* BEGIN TASK MATERIAL *
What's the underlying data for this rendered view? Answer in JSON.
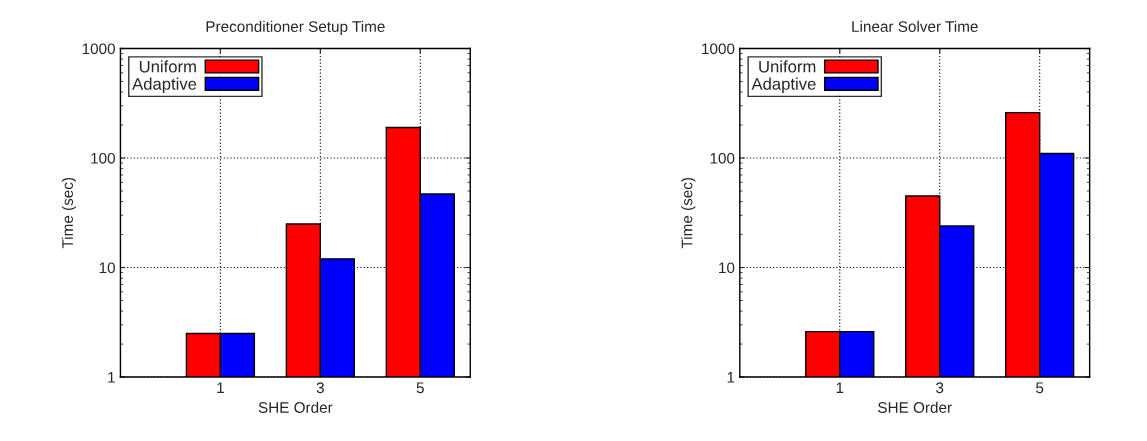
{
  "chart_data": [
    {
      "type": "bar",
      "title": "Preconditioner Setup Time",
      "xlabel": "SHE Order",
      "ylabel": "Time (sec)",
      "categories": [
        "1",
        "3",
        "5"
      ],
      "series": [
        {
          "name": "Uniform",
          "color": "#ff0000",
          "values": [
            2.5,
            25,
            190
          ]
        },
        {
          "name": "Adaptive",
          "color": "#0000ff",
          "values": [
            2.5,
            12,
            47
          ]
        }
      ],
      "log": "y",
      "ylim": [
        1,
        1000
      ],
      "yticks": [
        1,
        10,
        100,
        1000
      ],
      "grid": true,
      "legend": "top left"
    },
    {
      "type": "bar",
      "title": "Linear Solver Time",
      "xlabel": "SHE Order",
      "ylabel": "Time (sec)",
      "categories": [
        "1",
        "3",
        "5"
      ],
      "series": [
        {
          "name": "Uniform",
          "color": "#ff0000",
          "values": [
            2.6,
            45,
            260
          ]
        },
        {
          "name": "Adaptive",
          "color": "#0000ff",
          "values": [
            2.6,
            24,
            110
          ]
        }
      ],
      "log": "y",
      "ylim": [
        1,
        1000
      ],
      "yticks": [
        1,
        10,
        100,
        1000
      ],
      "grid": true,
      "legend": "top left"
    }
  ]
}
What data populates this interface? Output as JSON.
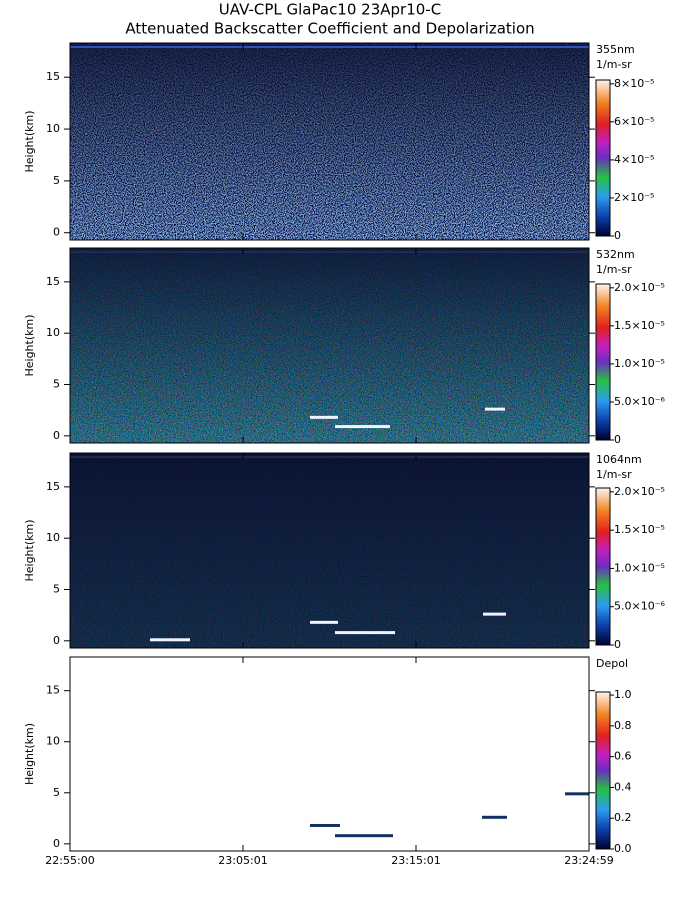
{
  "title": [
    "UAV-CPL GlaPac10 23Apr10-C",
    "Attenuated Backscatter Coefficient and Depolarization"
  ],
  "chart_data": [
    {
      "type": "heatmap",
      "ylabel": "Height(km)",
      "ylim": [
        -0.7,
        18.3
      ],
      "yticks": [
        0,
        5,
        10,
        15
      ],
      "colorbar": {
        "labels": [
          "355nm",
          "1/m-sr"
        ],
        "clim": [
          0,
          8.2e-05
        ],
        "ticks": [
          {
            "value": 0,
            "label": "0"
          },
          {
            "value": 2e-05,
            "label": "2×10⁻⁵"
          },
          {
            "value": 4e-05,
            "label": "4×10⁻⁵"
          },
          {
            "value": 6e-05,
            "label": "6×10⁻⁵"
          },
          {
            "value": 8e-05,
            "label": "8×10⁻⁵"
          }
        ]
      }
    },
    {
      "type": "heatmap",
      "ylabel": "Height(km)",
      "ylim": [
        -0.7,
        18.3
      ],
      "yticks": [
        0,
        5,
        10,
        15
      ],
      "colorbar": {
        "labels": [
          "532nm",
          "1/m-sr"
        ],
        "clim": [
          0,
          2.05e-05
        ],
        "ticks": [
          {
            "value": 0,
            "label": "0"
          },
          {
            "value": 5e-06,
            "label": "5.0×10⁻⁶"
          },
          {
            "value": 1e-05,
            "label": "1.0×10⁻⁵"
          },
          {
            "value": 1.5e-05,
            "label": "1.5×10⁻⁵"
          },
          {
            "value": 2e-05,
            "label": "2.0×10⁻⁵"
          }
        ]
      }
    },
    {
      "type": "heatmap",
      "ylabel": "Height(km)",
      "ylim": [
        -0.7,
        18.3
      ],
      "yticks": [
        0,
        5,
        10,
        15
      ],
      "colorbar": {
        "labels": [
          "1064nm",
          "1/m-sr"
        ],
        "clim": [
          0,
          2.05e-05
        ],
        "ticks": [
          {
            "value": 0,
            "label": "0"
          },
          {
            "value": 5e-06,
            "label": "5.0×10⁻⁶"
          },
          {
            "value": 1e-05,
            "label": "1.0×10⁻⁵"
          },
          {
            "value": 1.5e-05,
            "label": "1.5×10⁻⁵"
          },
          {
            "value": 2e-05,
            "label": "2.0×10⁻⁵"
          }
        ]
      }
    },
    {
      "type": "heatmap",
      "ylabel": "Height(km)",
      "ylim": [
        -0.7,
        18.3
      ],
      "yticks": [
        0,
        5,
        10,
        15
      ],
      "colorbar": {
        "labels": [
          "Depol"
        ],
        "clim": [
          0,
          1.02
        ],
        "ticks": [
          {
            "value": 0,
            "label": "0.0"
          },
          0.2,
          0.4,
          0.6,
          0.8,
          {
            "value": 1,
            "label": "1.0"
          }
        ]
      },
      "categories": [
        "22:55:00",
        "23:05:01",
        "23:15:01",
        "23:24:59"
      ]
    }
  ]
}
* END TASK MATERIAL *
TASK DETAILS: Give all the lines above again, character for character, without pictures.

SOLUTION TO THE EXERCISE:
What's the underlying data for this rendered view? Answer in JSON.
{
  "chart_data": [
    {
      "type": "bar",
      "title": "Preconditioner Setup Time",
      "xlabel": "SHE Order",
      "ylabel": "Time (sec)",
      "categories": [
        "1",
        "3",
        "5"
      ],
      "series": [
        {
          "name": "Uniform",
          "color": "#ff0000",
          "values": [
            2.5,
            25,
            190
          ]
        },
        {
          "name": "Adaptive",
          "color": "#0000ff",
          "values": [
            2.5,
            12,
            47
          ]
        }
      ],
      "log": "y",
      "ylim": [
        1,
        1000
      ],
      "yticks": [
        1,
        10,
        100,
        1000
      ],
      "grid": true,
      "legend": "top left"
    },
    {
      "type": "bar",
      "title": "Linear Solver Time",
      "xlabel": "SHE Order",
      "ylabel": "Time (sec)",
      "categories": [
        "1",
        "3",
        "5"
      ],
      "series": [
        {
          "name": "Uniform",
          "color": "#ff0000",
          "values": [
            2.6,
            45,
            260
          ]
        },
        {
          "name": "Adaptive",
          "color": "#0000ff",
          "values": [
            2.6,
            24,
            110
          ]
        }
      ],
      "log": "y",
      "ylim": [
        1,
        1000
      ],
      "yticks": [
        1,
        10,
        100,
        1000
      ],
      "grid": true,
      "legend": "top left"
    }
  ]
}
What data populates this interface? Output as JSON.
{
  "title": [
    "UAV-CPL GlaPac10 23Apr10-C",
    "Attenuated Backscatter Coefficient and Depolarization"
  ],
  "chart_data": [
    {
      "type": "heatmap",
      "ylabel": "Height(km)",
      "ylim": [
        -0.7,
        18.3
      ],
      "yticks": [
        0,
        5,
        10,
        15
      ],
      "colorbar": {
        "labels": [
          "355nm",
          "1/m-sr"
        ],
        "clim": [
          0,
          8.2e-05
        ],
        "ticks": [
          {
            "value": 0,
            "label": "0"
          },
          {
            "value": 2e-05,
            "label": "2×10⁻⁵"
          },
          {
            "value": 4e-05,
            "label": "4×10⁻⁵"
          },
          {
            "value": 6e-05,
            "label": "6×10⁻⁵"
          },
          {
            "value": 8e-05,
            "label": "8×10⁻⁵"
          }
        ]
      }
    },
    {
      "type": "heatmap",
      "ylabel": "Height(km)",
      "ylim": [
        -0.7,
        18.3
      ],
      "yticks": [
        0,
        5,
        10,
        15
      ],
      "colorbar": {
        "labels": [
          "532nm",
          "1/m-sr"
        ],
        "clim": [
          0,
          2.05e-05
        ],
        "ticks": [
          {
            "value": 0,
            "label": "0"
          },
          {
            "value": 5e-06,
            "label": "5.0×10⁻⁶"
          },
          {
            "value": 1e-05,
            "label": "1.0×10⁻⁵"
          },
          {
            "value": 1.5e-05,
            "label": "1.5×10⁻⁵"
          },
          {
            "value": 2e-05,
            "label": "2.0×10⁻⁵"
          }
        ]
      }
    },
    {
      "type": "heatmap",
      "ylabel": "Height(km)",
      "ylim": [
        -0.7,
        18.3
      ],
      "yticks": [
        0,
        5,
        10,
        15
      ],
      "colorbar": {
        "labels": [
          "1064nm",
          "1/m-sr"
        ],
        "clim": [
          0,
          2.05e-05
        ],
        "ticks": [
          {
            "value": 0,
            "label": "0"
          },
          {
            "value": 5e-06,
            "label": "5.0×10⁻⁶"
          },
          {
            "value": 1e-05,
            "label": "1.0×10⁻⁵"
          },
          {
            "value": 1.5e-05,
            "label": "1.5×10⁻⁵"
          },
          {
            "value": 2e-05,
            "label": "2.0×10⁻⁵"
          }
        ]
      }
    },
    {
      "type": "heatmap",
      "ylabel": "Height(km)",
      "ylim": [
        -0.7,
        18.3
      ],
      "yticks": [
        0,
        5,
        10,
        15
      ],
      "colorbar": {
        "labels": [
          "Depol"
        ],
        "clim": [
          0,
          1.02
        ],
        "ticks": [
          {
            "value": 0,
            "label": "0.0"
          },
          0.2,
          0.4,
          0.6,
          0.8,
          {
            "value": 1,
            "label": "1.0"
          }
        ]
      },
      "categories": [
        "22:55:00",
        "23:05:01",
        "23:15:01",
        "23:24:59"
      ]
    }
  ]
}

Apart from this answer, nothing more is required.